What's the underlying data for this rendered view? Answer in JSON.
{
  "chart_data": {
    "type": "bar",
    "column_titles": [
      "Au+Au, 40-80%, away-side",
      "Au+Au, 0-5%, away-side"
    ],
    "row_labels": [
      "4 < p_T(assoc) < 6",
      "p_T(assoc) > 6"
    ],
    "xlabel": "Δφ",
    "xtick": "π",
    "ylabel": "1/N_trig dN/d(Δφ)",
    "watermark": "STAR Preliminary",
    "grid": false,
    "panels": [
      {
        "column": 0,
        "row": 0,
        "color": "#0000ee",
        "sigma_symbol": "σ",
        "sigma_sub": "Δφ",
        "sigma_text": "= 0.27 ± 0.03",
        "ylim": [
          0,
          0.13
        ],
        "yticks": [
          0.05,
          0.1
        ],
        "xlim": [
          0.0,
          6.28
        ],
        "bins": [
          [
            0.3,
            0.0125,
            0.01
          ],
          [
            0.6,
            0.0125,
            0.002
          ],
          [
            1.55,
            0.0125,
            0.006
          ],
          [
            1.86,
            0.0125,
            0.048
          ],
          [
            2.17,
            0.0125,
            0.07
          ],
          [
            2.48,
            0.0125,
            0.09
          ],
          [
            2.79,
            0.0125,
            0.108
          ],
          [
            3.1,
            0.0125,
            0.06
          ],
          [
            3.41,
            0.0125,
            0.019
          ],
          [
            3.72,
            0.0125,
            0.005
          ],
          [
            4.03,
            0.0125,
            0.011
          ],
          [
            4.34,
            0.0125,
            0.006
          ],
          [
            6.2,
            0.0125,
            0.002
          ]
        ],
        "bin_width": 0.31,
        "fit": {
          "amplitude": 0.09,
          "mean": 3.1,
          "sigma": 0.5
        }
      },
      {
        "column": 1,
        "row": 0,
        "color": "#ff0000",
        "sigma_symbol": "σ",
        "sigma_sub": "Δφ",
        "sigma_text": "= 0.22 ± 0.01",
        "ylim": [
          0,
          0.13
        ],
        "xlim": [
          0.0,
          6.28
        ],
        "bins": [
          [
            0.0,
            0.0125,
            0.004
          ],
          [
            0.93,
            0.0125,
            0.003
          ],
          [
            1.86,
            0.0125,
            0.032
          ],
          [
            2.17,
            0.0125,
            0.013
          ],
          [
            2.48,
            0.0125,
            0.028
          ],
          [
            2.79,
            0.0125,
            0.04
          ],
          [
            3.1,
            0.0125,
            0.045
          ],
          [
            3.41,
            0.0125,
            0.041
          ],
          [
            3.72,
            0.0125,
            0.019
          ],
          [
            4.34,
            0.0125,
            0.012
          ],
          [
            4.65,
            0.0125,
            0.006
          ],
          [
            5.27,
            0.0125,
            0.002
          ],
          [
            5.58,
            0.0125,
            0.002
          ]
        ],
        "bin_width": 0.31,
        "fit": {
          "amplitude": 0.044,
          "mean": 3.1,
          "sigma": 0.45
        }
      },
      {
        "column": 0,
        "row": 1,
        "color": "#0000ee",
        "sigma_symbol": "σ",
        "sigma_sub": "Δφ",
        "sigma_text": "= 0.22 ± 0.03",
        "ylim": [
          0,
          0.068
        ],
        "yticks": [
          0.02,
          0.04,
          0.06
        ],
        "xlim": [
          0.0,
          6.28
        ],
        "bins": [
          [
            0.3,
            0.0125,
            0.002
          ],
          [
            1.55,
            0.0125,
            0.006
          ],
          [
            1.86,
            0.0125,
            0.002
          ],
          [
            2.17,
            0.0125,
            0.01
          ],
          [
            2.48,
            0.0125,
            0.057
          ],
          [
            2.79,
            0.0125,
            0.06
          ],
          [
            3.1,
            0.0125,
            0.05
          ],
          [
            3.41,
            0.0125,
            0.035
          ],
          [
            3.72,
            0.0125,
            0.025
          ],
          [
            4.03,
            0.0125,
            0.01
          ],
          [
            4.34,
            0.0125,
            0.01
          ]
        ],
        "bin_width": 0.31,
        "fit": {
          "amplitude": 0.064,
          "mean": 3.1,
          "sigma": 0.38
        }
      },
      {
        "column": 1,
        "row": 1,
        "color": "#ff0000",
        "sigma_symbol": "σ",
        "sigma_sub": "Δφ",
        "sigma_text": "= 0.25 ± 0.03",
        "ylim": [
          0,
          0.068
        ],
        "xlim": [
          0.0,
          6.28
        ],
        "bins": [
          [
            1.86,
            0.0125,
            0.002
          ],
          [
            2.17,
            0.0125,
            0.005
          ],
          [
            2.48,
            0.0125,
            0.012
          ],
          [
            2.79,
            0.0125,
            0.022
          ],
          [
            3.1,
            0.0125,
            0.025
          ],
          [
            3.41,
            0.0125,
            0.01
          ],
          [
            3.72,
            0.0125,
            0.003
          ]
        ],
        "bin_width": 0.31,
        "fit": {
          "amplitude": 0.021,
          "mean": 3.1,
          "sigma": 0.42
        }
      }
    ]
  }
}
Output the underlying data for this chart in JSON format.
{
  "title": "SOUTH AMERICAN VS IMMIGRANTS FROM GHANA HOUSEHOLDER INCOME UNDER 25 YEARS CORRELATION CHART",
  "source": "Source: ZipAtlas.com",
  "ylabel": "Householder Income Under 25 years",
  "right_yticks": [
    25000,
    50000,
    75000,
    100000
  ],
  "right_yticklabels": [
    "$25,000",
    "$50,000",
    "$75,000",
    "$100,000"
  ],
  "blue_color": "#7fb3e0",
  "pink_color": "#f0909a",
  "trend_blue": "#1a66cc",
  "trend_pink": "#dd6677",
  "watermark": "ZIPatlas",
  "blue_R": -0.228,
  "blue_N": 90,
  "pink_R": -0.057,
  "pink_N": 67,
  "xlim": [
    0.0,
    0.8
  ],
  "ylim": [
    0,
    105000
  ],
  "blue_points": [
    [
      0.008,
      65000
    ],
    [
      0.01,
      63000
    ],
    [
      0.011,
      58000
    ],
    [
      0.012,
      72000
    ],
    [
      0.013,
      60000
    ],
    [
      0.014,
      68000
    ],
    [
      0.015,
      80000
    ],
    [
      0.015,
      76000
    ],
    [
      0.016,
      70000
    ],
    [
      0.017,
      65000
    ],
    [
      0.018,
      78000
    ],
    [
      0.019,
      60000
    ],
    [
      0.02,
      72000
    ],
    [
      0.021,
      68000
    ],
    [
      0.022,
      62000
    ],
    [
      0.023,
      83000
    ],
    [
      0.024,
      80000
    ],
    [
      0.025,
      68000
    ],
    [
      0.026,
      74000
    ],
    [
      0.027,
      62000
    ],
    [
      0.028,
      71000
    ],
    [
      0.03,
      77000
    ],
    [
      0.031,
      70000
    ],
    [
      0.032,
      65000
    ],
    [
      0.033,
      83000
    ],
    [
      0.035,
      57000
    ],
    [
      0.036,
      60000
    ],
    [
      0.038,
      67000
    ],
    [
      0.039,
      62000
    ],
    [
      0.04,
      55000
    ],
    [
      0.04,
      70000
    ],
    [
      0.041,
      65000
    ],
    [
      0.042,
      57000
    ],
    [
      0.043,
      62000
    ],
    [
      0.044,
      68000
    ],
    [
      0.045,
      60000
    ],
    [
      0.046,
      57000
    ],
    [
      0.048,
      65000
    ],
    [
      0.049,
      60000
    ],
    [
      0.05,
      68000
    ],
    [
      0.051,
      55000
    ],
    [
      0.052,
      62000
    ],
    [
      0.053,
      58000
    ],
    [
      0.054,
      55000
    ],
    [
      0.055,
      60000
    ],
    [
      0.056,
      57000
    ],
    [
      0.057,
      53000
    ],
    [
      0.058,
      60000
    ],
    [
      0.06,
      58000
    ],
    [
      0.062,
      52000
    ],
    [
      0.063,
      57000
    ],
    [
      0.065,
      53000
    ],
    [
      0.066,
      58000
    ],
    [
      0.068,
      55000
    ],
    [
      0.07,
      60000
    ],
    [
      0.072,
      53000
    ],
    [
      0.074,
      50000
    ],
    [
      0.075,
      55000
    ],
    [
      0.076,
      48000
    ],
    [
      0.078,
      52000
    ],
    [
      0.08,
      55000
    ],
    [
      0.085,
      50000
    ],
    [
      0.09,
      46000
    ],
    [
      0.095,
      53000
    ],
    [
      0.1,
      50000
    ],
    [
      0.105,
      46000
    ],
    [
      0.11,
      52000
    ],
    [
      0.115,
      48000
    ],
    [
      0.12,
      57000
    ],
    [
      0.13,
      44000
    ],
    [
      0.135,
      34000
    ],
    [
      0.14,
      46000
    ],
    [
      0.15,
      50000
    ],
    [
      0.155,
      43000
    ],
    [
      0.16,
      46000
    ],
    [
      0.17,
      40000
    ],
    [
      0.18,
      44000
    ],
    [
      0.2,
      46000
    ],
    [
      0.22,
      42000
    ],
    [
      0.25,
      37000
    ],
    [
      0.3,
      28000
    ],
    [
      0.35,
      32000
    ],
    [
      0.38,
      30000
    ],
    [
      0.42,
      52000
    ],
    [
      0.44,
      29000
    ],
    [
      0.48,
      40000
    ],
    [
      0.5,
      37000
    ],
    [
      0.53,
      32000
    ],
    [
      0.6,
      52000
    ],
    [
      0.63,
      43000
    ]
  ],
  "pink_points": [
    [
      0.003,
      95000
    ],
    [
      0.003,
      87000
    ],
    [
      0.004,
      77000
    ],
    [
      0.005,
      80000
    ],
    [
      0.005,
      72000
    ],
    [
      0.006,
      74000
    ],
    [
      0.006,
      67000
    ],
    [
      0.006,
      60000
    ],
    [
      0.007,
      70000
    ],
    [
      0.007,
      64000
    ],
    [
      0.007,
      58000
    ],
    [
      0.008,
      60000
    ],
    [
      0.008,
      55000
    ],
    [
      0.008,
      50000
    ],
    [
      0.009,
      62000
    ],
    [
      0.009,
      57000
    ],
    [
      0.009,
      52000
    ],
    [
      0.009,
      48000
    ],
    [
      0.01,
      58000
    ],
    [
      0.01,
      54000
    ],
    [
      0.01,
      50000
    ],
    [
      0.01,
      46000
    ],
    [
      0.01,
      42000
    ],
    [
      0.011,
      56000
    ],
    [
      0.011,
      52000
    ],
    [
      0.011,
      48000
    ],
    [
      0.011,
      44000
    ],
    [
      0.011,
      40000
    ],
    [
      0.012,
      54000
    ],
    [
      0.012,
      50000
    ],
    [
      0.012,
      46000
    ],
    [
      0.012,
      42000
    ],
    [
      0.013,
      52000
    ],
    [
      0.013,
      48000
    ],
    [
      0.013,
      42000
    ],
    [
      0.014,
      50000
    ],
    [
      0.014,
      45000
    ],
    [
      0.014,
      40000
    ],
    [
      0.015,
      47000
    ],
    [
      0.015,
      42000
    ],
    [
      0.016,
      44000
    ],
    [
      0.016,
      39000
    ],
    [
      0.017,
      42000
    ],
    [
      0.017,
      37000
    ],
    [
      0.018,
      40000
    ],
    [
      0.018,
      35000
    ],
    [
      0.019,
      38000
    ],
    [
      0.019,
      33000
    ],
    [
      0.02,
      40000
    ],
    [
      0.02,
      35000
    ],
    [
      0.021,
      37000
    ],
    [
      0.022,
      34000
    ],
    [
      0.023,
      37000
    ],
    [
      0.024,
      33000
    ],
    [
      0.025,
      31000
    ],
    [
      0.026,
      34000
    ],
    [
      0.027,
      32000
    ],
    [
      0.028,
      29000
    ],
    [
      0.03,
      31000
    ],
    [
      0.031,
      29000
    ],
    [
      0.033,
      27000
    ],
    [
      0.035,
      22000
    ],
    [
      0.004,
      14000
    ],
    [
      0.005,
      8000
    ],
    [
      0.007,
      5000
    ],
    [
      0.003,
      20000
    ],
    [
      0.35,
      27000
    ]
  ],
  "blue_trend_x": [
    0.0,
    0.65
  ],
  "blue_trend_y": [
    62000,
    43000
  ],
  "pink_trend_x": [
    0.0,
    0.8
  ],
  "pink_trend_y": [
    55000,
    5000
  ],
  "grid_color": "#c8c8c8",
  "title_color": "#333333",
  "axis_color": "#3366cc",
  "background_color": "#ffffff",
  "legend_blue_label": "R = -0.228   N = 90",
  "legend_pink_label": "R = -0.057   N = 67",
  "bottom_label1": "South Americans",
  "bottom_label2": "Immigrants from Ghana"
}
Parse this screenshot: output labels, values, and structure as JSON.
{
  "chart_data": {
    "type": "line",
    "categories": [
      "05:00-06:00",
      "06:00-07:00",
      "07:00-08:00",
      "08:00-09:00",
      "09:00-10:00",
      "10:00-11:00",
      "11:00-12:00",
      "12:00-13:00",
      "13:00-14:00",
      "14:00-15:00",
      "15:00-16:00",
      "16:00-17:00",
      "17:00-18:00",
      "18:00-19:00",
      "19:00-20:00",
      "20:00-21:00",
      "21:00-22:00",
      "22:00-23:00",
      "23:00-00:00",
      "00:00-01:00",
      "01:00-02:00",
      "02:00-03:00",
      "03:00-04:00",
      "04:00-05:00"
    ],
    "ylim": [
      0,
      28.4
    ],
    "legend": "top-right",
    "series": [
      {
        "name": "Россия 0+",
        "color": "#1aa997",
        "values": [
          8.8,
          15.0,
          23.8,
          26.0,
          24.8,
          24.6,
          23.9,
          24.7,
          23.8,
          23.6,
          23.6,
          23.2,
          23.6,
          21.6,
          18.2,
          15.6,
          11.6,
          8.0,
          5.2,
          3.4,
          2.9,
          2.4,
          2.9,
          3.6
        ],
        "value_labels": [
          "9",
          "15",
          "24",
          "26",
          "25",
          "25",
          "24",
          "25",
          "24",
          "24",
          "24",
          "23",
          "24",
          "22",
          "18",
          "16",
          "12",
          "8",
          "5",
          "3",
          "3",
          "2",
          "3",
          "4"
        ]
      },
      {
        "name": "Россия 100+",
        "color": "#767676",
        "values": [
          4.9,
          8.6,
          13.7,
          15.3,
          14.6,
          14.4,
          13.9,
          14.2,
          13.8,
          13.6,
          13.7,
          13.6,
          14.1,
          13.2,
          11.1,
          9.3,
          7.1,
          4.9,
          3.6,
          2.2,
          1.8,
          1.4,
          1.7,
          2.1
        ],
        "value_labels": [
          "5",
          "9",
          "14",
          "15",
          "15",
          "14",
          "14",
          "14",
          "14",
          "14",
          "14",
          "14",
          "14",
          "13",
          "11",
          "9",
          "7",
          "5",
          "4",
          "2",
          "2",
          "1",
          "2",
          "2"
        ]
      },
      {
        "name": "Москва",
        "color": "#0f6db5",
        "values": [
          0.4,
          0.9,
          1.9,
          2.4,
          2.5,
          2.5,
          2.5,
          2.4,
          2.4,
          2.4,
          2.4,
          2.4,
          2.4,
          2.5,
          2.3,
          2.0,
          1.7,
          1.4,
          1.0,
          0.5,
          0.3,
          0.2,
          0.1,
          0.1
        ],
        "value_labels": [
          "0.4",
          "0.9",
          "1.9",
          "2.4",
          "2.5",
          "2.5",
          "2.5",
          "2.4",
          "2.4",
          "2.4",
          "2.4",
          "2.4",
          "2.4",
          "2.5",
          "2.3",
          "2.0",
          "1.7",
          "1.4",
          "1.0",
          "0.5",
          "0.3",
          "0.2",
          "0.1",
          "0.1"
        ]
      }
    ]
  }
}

......

Challenge: Scan the records for the string "side". Copy each line in which it appears.

Answer to this problem:
      "Au+Au, 40-80%, away-side",
      "Au+Au, 0-5%, away-side"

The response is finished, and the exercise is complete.